PROBLEM STATEMENT
Rewrite the part of the thread on the Greek word βούλησις between "# Ancient Greek" and "be much appreciated.", inclusive, changing "etymology" to "origin".

QUOTED TEXT
# Ancient Greek "βούλησις"



## Michael Zwingli

In reading through one of Cicero's Tusculan Disputations, I have come across a Greek (obviously Ancient) word which I would like to get a sense of the precise meaning and etymology of. The word is _βούλησις_. I find myself wondering if this is cognate to Latin _voluntas_, which being itself a derivative of the verb _volo_, "I wish, I choose", derives ultimately from the IE verbal root **welh₁ *"to choose, to want". This would make _βούλησις _a cognate of _ἔλδομαι _(which I have trouble seeing). Any help or opinions that I can get pertaining to this will be much appreciated.


----------



## ioanell

*βούλησις *n.f. [will, wish, volition] < v. βούλομαι [to want, to wish] < IE *gwel-/gwol- [to want, to wish]. Obviously, _βούλησις _is cognate to Latin _voluntas _and Latin _vol-o_ is cognate to _βούλ-ομαι, _as all relevant sources seem to agree on the verbal root, regardless of whether they render it as *welh₁, *wel-1, *qvel or *gwel-/gwol-. As to whether _βούλησις _might be a possible cognate to _ἔλδωρ/ἐέλδωρ, τό_ [wish, longing, desire] < v._ ἔλδομαι, _(_or ἐέλδομαι, _the original form [to desire, to want, to long for])_, _according to R. Beekes, derives from IE *h1ueld- [wish, desire] and has no cognates outside Greek.


----------



## Michael Zwingli

ioanell said:


> *βούλησις *n.f. [will, wish, volition] < v. βούλομαι [to want, to wish] < IE *gwel-/gwol- [to want, to wish]. Obviously, _βούλησις _is...


Thanks, @ioanell, for the thorough answer. It can be a bit difficult for me to define certain Greek words.


----------



## sotos

In Greek we have the derivatives Vouli (Parliament) and ancient Voulefterion, but don't know if the Latins created similar concepts from "volo".


----------



## Scholiast

@sotos (# 4):

Modern Greek βουλή (_vouli_) and βουλευτήριον (_voulefterion_) are identically written with their classical forebears (the Athenian Council, or 'steering committee' for meetings of the sovran έκκλησία (_ekklesia_), and its meeting-chamber respectively).

Σ


----------



## ahvalj

ioanell said:


> *βούλησις *n.f. [will, wish, volition] < v. βούλομαι [to want, to wish] < IE *gwel-/gwol- [to want, to wish]. Obviously, _βούλησις _is cognate to Latin _voluntas _and Latin _vol-o_ is cognate to _βούλ-ομαι, _as all relevant sources seem to agree on the verbal root, regardless of whether they render it as *welh₁, *wel-1, *qvel or *gwel-/gwol-.

Layout annotation data:
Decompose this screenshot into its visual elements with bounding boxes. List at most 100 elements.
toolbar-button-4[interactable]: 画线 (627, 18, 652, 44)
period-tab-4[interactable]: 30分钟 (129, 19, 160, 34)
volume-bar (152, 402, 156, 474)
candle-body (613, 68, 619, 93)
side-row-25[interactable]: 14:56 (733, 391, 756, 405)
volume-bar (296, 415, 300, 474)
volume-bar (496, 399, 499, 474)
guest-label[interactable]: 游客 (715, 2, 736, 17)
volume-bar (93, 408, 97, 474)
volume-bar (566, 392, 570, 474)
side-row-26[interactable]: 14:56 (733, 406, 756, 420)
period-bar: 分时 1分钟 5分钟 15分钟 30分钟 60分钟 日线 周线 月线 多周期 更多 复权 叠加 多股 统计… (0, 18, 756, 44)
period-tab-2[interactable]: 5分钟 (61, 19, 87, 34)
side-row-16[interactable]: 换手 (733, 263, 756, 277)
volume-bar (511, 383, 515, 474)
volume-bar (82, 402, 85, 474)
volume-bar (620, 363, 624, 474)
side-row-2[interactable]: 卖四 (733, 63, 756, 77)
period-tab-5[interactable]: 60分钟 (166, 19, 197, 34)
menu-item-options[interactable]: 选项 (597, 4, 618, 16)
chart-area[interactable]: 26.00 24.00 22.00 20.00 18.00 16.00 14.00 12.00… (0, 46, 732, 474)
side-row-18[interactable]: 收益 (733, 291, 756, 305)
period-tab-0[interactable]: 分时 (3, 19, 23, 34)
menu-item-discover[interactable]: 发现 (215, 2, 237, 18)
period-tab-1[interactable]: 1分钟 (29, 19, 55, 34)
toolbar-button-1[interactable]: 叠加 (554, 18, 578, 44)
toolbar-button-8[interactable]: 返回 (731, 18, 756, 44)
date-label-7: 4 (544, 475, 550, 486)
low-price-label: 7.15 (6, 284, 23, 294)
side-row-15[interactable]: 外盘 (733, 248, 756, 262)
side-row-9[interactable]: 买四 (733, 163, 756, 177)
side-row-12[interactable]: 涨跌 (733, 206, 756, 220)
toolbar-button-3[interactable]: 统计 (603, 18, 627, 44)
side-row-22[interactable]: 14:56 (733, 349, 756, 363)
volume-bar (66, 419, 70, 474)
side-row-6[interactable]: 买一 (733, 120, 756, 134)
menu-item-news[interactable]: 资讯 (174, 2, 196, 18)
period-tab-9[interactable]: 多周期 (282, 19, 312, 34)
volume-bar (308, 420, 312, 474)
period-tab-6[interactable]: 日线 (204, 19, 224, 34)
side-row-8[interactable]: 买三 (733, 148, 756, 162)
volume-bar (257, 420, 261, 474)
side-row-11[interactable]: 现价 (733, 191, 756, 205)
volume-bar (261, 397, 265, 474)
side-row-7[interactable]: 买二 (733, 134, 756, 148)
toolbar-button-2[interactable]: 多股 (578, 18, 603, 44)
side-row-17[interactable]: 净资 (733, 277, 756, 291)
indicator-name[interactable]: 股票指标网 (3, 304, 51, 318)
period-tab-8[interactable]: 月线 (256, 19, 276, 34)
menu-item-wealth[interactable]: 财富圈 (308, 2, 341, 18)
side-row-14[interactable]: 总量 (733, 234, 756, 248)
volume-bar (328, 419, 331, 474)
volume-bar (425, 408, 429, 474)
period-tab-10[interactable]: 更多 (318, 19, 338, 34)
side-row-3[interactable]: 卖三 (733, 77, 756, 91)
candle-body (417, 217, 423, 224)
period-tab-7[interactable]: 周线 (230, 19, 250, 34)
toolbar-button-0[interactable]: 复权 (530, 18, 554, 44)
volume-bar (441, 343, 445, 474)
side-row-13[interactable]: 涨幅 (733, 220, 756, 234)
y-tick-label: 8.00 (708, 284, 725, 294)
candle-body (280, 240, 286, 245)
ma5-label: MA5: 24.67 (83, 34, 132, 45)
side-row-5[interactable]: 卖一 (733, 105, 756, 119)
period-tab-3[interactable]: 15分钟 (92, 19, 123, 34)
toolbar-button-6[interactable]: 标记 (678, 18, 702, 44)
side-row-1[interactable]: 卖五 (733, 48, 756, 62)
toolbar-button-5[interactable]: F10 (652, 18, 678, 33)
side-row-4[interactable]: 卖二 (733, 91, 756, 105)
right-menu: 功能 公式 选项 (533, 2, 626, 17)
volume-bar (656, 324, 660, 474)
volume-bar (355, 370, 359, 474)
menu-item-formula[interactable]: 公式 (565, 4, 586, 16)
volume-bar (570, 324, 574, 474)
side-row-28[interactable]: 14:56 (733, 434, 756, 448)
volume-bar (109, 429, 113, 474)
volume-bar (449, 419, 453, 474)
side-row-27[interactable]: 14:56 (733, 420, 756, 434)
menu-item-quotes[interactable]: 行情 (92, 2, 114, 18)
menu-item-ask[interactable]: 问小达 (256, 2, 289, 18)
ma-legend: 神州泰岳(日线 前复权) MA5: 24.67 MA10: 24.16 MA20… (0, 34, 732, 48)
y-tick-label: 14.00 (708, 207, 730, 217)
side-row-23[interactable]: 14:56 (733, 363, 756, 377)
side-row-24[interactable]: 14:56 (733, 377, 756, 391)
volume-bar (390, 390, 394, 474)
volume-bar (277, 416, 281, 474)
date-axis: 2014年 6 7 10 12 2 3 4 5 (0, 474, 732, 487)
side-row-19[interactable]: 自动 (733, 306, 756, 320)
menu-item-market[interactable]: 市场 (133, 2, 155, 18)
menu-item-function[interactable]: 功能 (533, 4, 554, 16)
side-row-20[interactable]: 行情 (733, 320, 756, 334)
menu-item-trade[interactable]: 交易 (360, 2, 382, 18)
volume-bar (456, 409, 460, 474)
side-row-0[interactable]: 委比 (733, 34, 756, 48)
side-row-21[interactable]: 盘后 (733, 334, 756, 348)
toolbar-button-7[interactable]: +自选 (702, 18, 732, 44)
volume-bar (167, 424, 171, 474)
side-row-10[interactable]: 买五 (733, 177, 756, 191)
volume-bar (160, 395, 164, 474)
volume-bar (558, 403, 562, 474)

WRITTEN RESPONSE
# Ancient Greek "βούλησις"



## Michael Zwingli

In reading through one of Cicero's Tusculan Disputations, I have come across a Greek (obviously Ancient) word which I would like to get a sense of the precise meaning and origin of. The word is _βούλησις_. I find myself wondering if this is cognate to Latin _voluntas_, which being itself a derivative of the verb _volo_, "I wish, I choose", derives ultimately from the IE verbal root **welh₁ *"to choose, to want". This would make _βούλησις _a cognate of _ἔλδομαι _(which I have trouble seeing). Any help or opinions that I can get pertaining to this will be much appreciated.